__What to do__
Find the string "przywieziona" in the data, then copy every line where it is found.

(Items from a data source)
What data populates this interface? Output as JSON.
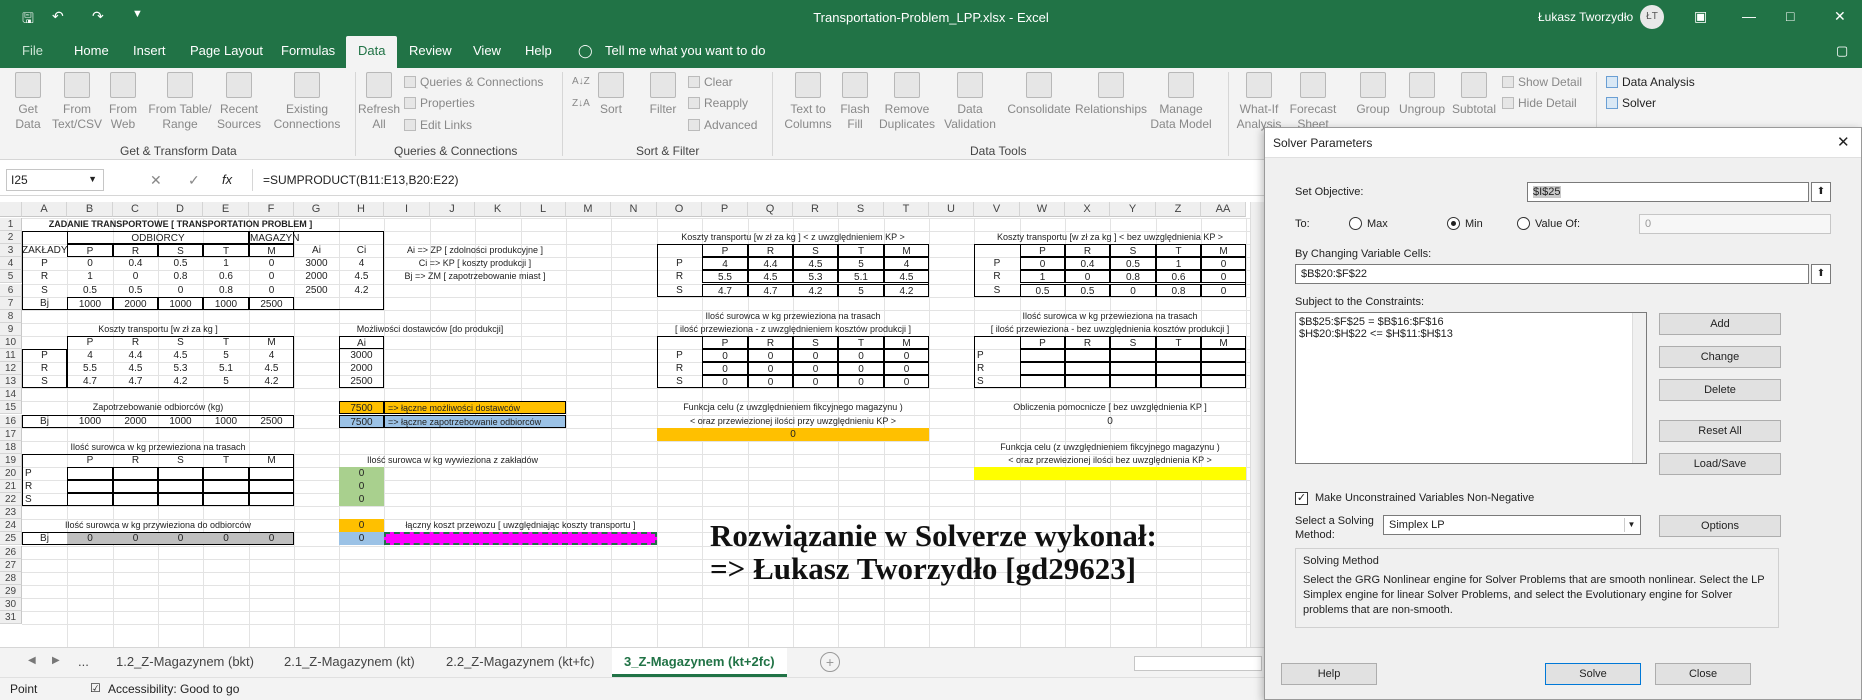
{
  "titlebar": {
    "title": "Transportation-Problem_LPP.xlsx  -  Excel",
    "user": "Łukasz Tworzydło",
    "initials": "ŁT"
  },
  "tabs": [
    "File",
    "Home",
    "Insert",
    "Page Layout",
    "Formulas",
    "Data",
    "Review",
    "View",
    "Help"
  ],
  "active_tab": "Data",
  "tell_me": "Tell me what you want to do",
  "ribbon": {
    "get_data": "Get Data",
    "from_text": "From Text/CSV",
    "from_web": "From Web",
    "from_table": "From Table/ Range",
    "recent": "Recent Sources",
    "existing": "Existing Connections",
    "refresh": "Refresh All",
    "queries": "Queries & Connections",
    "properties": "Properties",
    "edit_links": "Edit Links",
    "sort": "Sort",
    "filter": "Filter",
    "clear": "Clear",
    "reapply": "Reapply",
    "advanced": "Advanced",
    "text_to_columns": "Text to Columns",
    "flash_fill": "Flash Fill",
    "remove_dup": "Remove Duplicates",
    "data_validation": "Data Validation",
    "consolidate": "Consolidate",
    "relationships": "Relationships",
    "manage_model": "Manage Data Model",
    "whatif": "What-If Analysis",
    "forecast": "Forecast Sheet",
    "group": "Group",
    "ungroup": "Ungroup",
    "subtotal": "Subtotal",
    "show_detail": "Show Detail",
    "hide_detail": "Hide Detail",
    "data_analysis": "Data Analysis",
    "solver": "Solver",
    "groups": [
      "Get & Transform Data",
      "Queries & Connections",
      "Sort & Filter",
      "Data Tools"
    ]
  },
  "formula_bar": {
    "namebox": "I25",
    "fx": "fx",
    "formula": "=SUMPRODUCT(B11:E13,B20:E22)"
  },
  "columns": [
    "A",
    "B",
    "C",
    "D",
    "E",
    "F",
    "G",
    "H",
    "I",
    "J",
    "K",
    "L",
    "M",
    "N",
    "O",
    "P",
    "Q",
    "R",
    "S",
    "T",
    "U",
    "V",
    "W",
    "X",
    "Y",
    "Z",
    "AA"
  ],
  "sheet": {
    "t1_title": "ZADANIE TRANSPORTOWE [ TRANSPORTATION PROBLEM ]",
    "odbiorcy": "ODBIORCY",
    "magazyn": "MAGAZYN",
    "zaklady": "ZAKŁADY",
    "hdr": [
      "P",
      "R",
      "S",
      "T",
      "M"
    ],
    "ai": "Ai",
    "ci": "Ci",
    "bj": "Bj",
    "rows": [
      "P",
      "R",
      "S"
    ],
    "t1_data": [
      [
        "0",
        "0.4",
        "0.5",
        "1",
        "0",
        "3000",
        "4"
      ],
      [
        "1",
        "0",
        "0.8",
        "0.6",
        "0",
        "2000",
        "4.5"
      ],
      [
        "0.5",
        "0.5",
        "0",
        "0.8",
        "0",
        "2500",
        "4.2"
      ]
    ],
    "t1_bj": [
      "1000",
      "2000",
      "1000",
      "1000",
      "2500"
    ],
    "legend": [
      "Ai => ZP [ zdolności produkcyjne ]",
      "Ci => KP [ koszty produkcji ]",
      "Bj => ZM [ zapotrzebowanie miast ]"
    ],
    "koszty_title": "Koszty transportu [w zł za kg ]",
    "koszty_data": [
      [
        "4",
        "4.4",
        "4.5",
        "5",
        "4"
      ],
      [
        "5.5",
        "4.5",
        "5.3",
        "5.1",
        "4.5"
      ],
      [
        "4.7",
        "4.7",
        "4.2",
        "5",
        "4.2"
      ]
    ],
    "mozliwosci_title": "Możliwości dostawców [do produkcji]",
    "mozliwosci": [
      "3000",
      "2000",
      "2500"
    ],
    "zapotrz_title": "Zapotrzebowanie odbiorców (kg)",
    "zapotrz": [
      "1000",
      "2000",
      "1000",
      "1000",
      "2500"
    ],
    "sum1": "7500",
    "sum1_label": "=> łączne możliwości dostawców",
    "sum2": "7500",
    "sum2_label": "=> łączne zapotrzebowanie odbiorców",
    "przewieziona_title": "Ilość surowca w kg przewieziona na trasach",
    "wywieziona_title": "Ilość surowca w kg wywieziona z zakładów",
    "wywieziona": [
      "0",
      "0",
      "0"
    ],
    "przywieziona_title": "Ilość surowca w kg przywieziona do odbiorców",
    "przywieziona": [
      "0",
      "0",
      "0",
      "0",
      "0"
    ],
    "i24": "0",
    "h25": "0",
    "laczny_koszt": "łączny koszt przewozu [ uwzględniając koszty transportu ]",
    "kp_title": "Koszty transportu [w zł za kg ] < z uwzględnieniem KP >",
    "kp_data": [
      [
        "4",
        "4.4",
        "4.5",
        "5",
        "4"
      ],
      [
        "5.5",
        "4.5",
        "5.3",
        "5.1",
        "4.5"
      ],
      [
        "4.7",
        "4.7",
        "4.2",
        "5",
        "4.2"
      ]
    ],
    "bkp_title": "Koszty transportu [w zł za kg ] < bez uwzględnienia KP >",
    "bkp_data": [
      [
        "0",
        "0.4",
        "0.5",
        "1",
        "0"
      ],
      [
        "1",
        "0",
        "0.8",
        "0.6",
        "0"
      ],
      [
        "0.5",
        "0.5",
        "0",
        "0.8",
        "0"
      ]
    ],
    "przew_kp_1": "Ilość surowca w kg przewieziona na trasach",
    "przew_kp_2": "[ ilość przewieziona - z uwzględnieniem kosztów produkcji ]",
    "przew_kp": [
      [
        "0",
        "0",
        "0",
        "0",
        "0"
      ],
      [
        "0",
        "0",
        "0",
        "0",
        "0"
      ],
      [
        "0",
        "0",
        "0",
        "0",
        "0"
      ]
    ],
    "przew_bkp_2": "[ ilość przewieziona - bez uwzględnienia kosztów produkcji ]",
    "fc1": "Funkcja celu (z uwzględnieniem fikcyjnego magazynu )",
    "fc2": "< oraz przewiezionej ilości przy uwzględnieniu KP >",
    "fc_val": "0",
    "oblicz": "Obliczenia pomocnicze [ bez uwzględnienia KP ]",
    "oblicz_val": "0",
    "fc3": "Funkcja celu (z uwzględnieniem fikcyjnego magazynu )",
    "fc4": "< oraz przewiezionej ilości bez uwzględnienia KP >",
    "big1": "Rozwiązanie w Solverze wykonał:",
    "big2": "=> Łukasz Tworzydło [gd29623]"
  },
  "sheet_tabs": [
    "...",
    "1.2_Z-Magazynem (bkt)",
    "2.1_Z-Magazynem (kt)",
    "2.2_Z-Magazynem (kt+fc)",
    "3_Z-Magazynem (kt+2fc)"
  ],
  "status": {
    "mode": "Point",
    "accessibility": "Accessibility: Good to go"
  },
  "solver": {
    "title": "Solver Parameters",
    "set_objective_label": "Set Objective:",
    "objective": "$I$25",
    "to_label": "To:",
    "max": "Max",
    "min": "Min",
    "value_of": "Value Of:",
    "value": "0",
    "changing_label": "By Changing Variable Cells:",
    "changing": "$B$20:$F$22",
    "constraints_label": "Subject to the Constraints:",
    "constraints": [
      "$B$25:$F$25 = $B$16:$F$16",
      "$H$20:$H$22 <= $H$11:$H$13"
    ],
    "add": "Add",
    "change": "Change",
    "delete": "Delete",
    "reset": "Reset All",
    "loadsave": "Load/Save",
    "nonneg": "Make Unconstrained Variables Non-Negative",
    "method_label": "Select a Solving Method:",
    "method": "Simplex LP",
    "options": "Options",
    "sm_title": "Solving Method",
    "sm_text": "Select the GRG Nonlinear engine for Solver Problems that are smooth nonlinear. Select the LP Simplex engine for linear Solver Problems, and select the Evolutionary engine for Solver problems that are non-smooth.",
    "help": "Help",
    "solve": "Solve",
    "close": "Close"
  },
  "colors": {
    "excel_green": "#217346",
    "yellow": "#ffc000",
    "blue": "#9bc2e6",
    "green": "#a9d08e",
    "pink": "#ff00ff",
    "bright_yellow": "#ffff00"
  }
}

__Written answer__
    "przywieziona_title": "Ilość surowca w kg przywieziona do odbiorców",
    "przywieziona": [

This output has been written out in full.